Rows from a dataset:

— begin —

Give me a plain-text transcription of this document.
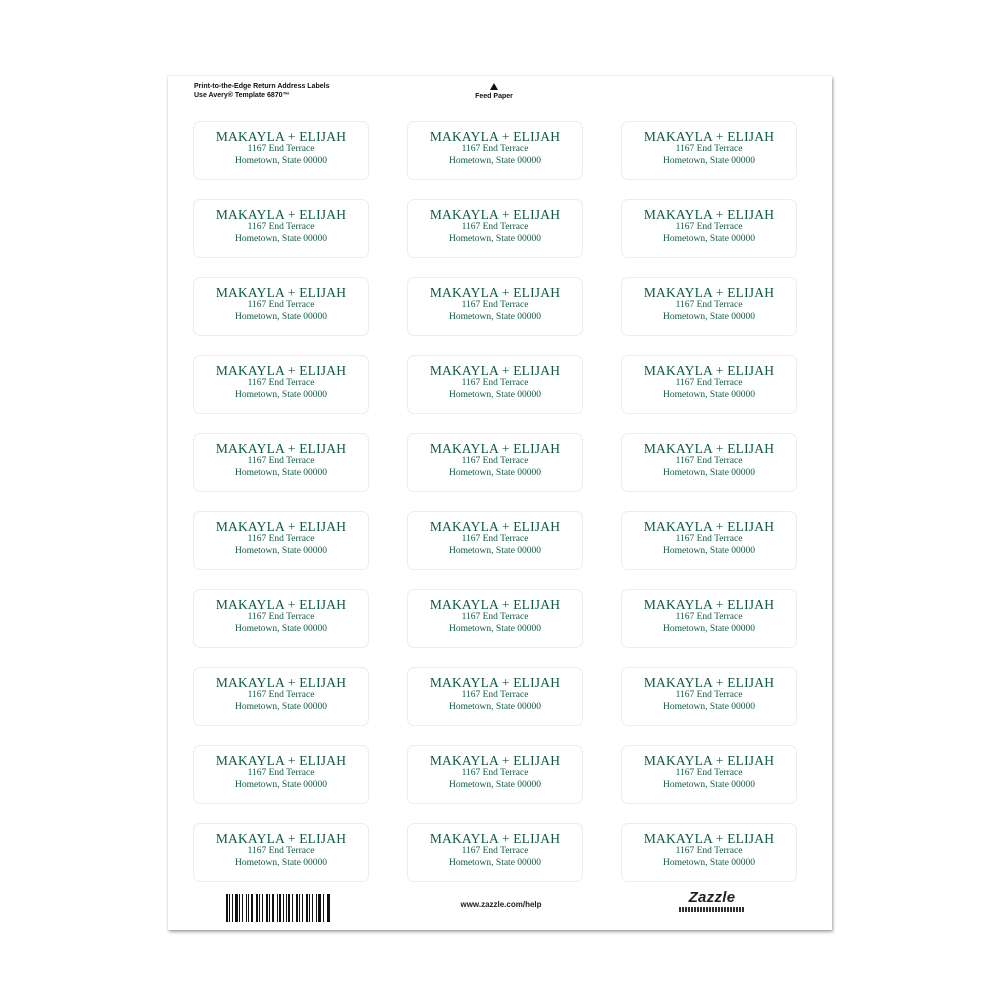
Print-to-the-Edge Return Address Labels
Use Avery® Template 6870™	Feed Paper
MAKAYLA + ELIJAH
1167 End Terrace
Hometown, State 00000
MAKAYLA + ELIJAH
1167 End Terrace
Hometown, State 00000
MAKAYLA + ELIJAH
1167 End Terrace
Hometown, State 00000
MAKAYLA + ELIJAH
1167 End Terrace
Hometown, State 00000
MAKAYLA + ELIJAH
1167 End Terrace
Hometown, State 00000
MAKAYLA + ELIJAH
1167 End Terrace
Hometown, State 00000
MAKAYLA + ELIJAH
1167 End Terrace
Hometown, State 00000
MAKAYLA + ELIJAH
1167 End Terrace
Hometown, State 00000
MAKAYLA + ELIJAH
1167 End Terrace
Hometown, State 00000
MAKAYLA + ELIJAH
1167 End Terrace
Hometown, State 00000
MAKAYLA + ELIJAH
1167 End Terrace
Hometown, State 00000
MAKAYLA + ELIJAH
1167 End Terrace
Hometown, State 00000
MAKAYLA + ELIJAH
1167 End Terrace
Hometown, State 00000
MAKAYLA + ELIJAH
1167 End Terrace
Hometown, State 00000
MAKAYLA + ELIJAH
1167 End Terrace
Hometown, State 00000
MAKAYLA + ELIJAH
1167 End Terrace
Hometown, State 00000
MAKAYLA + ELIJAH
1167 End Terrace
Hometown, State 00000
MAKAYLA + ELIJAH
1167 End Terrace
Hometown, State 00000
MAKAYLA + ELIJAH
1167 End Terrace
Hometown, State 00000
MAKAYLA + ELIJAH
1167 End Terrace
Hometown, State 00000
MAKAYLA + ELIJAH
1167 End Terrace
Hometown, State 00000
MAKAYLA + ELIJAH
1167 End Terrace
Hometown, State 00000
MAKAYLA + ELIJAH
1167 End Terrace
Hometown, State 00000
MAKAYLA + ELIJAH
1167 End Terrace
Hometown, State 00000
MAKAYLA + ELIJAH
1167 End Terrace
Hometown, State 00000
MAKAYLA + ELIJAH
1167 End Terrace
Hometown, State 00000
MAKAYLA + ELIJAH
1167 End Terrace
Hometown, State 00000
MAKAYLA + ELIJAH
1167 End Terrace
Hometown, State 00000
MAKAYLA + ELIJAH
1167 End Terrace
Hometown, State 00000
MAKAYLA + ELIJAH
1167 End Terrace
Hometown, State 00000
www.zazzle.com/help	Zazzle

— end —

The request: Without the pictures, restate each entry exactly.

Full answer:
Give me a plain-text transcription of this document.
Print-to-the-Edge Return Address Labels
Use Avery® Template 6870™	Feed Paper
MAKAYLA + ELIJAH
1167 End Terrace
Hometown, State 00000
MAKAYLA + ELIJAH
1167 End Terrace
Hometown, State 00000
MAKAYLA + ELIJAH
1167 End Terrace
Hometown, State 00000
MAKAYLA + ELIJAH
1167 End Terrace
Hometown, State 00000
MAKAYLA + ELIJAH
1167 End Terrace
Hometown, State 00000
MAKAYLA + ELIJAH
1167 End Terrace
Hometown, State 00000
MAKAYLA + ELIJAH
1167 End Terrace
Hometown, State 00000
MAKAYLA + ELIJAH
1167 End Terrace
Hometown, State 00000
MAKAYLA + ELIJAH
1167 End Terrace
Hometown, State 00000
MAKAYLA + ELIJAH
1167 End Terrace
Hometown, State 00000
MAKAYLA + ELIJAH
1167 End Terrace
Hometown, State 00000
MAKAYLA + ELIJAH
1167 End Terrace
Hometown, State 00000
MAKAYLA + ELIJAH
1167 End Terrace
Hometown, State 00000
MAKAYLA + ELIJAH
1167 End Terrace
Hometown, State 00000
MAKAYLA + ELIJAH
1167 End Terrace
Hometown, State 00000
MAKAYLA + ELIJAH
1167 End Terrace
Hometown, State 00000
MAKAYLA + ELIJAH
1167 End Terrace
Hometown, State 00000
MAKAYLA + ELIJAH
1167 End Terrace
Hometown, State 00000
MAKAYLA + ELIJAH
1167 End Terrace
Hometown, State 00000
MAKAYLA + ELIJAH
1167 End Terrace
Hometown, State 00000
MAKAYLA + ELIJAH
1167 End Terrace
Hometown, State 00000
MAKAYLA + ELIJAH
1167 End Terrace
Hometown, State 00000
MAKAYLA + ELIJAH
1167 End Terrace
Hometown, State 00000
MAKAYLA + ELIJAH
1167 End Terrace
Hometown, State 00000
MAKAYLA + ELIJAH
1167 End Terrace
Hometown, State 00000
MAKAYLA + ELIJAH
1167 End Terrace
Hometown, State 00000
MAKAYLA + ELIJAH
1167 End Terrace
Hometown, State 00000
MAKAYLA + ELIJAH
1167 End Terrace
Hometown, State 00000
MAKAYLA + ELIJAH
1167 End Terrace
Hometown, State 00000
MAKAYLA + ELIJAH
1167 End Terrace
Hometown, State 00000
www.zazzle.com/help	Zazzle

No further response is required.